start Record extracts

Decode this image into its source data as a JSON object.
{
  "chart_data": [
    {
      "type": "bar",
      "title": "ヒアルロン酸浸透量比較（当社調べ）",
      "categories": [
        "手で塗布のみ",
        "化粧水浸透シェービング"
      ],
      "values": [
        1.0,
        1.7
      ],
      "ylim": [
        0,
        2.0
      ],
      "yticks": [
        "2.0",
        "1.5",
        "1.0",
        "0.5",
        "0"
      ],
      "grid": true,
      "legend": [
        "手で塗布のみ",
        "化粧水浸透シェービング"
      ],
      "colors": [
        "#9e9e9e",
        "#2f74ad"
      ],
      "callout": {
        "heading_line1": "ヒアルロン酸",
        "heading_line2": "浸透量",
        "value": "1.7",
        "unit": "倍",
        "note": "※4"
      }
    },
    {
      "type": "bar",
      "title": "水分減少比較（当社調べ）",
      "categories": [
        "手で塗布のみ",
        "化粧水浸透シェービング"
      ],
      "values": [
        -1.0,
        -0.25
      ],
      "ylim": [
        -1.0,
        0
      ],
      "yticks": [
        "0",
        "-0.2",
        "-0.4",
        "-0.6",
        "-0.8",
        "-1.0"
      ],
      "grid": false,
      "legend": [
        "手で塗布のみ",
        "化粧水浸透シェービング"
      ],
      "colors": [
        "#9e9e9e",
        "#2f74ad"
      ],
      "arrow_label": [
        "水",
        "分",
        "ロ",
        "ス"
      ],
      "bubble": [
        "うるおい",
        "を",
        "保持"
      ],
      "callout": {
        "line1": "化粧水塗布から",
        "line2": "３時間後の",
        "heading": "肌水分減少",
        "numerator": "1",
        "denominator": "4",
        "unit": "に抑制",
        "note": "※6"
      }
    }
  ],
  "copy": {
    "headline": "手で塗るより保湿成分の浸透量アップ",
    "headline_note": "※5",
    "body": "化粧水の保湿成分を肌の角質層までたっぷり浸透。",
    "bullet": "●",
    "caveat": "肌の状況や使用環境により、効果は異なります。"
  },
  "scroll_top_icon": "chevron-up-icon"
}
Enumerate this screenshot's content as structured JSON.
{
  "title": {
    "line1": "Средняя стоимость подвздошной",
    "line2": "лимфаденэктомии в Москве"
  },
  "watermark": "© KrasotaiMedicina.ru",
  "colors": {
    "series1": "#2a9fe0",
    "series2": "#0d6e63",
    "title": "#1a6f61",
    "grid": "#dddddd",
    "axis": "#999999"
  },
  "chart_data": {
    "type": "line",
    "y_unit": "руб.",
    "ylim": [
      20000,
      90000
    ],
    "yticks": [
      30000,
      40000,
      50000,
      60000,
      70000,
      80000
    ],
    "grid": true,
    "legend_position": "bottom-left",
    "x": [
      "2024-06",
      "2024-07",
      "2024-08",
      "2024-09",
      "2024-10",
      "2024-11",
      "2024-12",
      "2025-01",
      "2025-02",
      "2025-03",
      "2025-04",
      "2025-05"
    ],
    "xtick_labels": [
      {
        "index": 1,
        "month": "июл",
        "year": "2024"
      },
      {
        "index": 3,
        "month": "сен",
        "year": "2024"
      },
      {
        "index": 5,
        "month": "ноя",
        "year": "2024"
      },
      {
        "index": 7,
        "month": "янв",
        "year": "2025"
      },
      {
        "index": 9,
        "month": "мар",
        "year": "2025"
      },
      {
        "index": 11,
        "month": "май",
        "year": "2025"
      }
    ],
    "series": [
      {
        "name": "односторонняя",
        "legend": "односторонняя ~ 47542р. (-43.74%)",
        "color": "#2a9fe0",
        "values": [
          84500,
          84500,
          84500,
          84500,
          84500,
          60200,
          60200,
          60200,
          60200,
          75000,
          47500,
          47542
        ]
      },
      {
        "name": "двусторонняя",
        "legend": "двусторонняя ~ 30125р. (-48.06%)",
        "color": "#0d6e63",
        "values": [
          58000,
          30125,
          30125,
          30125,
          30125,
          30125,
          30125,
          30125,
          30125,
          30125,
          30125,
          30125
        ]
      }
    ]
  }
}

end Record extracts

= Problem description =
Transcribe each record exactly. Leave nothing out.

= Output for this task =
Decode this image into its source data as a JSON object.
{
  "chart_data": [
    {
      "type": "bar",
      "title": "ヒアルロン酸浸透量比較（当社調べ）",
      "categories": [
        "手で塗布のみ",
        "化粧水浸透シェービング"
      ],
      "values": [
        1.0,
        1.7
      ],
      "ylim": [
        0,
        2.0
      ],
      "yticks": [
        "2.0",
        "1.5",
        "1.0",
        "0.5",
        "0"
      ],
      "grid": true,
      "legend": [
        "手で塗布のみ",
        "化粧水浸透シェービング"
      ],
      "colors": [
        "#9e9e9e",
        "#2f74ad"
      ],
      "callout": {
        "heading_line1": "ヒアルロン酸",
        "heading_line2": "浸透量",
        "value": "1.7",
        "unit": "倍",
        "note": "※4"
      }
    },
    {
      "type": "bar",
      "title": "水分減少比較（当社調べ）",
      "categories": [
        "手で塗布のみ",
        "化粧水浸透シェービング"
      ],
      "values": [
        -1.0,
        -0.25
      ],
      "ylim": [
        -1.0,
        0
      ],
      "yticks": [
        "0",
        "-0.2",
        "-0.4",
        "-0.6",
        "-0.8",
        "-1.0"
      ],
      "grid": false,
      "legend": [
        "手で塗布のみ",
        "化粧水浸透シェービング"
      ],
      "colors": [
        "#9e9e9e",
        "#2f74ad"
      ],
      "arrow_label": [
        "水",
        "分",
        "ロ",
        "ス"
      ],
      "bubble": [
        "うるおい",
        "を",
        "保持"
      ],
      "callout": {
        "line1": "化粧水塗布から",
        "line2": "３時間後の",
        "heading": "肌水分減少",
        "numerator": "1",
        "denominator": "4",
        "unit": "に抑制",
        "note": "※6"
      }
    }
  ],
  "copy": {
    "headline": "手で塗るより保湿成分の浸透量アップ",
    "headline_note": "※5",
    "body": "化粧水の保湿成分を肌の角質層までたっぷり浸透。",
    "bullet": "●",
    "caveat": "肌の状況や使用環境により、効果は異なります。"
  },
  "scroll_top_icon": "chevron-up-icon"
}
Enumerate this screenshot's content as structured JSON.
{
  "title": {
    "line1": "Средняя стоимость подвздошной",
    "line2": "лимфаденэктомии в Москве"
  },
  "watermark": "© KrasotaiMedicina.ru",
  "colors": {
    "series1": "#2a9fe0",
    "series2": "#0d6e63",
    "title": "#1a6f61",
    "grid": "#dddddd",
    "axis": "#999999"
  },
  "chart_data": {
    "type": "line",
    "y_unit": "руб.",
    "ylim": [
      20000,
      90000
    ],
    "yticks": [
      30000,
      40000,
      50000,
      60000,
      70000,
      80000
    ],
    "grid": true,
    "legend_position": "bottom-left",
    "x": [
      "2024-06",
      "2024-07",
      "2024-08",
      "2024-09",
      "2024-10",
      "2024-11",
      "2024-12",
      "2025-01",
      "2025-02",
      "2025-03",
      "2025-04",
      "2025-05"
    ],
    "xtick_labels": [
      {
        "index": 1,
        "month": "июл",
        "year": "2024"
      },
      {
        "index": 3,
        "month": "сен",
        "year": "2024"
      },
      {
        "index": 5,
        "month": "ноя",
        "year": "2024"
      },
      {
        "index": 7,
        "month": "янв",
        "year": "2025"
      },
      {
        "index": 9,
        "month": "мар",
        "year": "2025"
      },
      {
        "index": 11,
        "month": "май",
        "year": "2025"
      }
    ],
    "series": [
      {
        "name": "односторонняя",
        "legend": "односторонняя ~ 47542р. (-43.74%)",
        "color": "#2a9fe0",
        "values": [
          84500,
          84500,
          84500,
          84500,
          84500,
          60200,
          60200,
          60200,
          60200,
          75000,
          47500,
          47542
        ]
      },
      {
        "name": "двусторонняя",
        "legend": "двусторонняя ~ 30125р. (-48.06%)",
        "color": "#0d6e63",
        "values": [
          58000,
          30125,
          30125,
          30125,
          30125,
          30125,
          30125,
          30125,
          30125,
          30125,
          30125,
          30125
        ]
      }
    ]
  }
}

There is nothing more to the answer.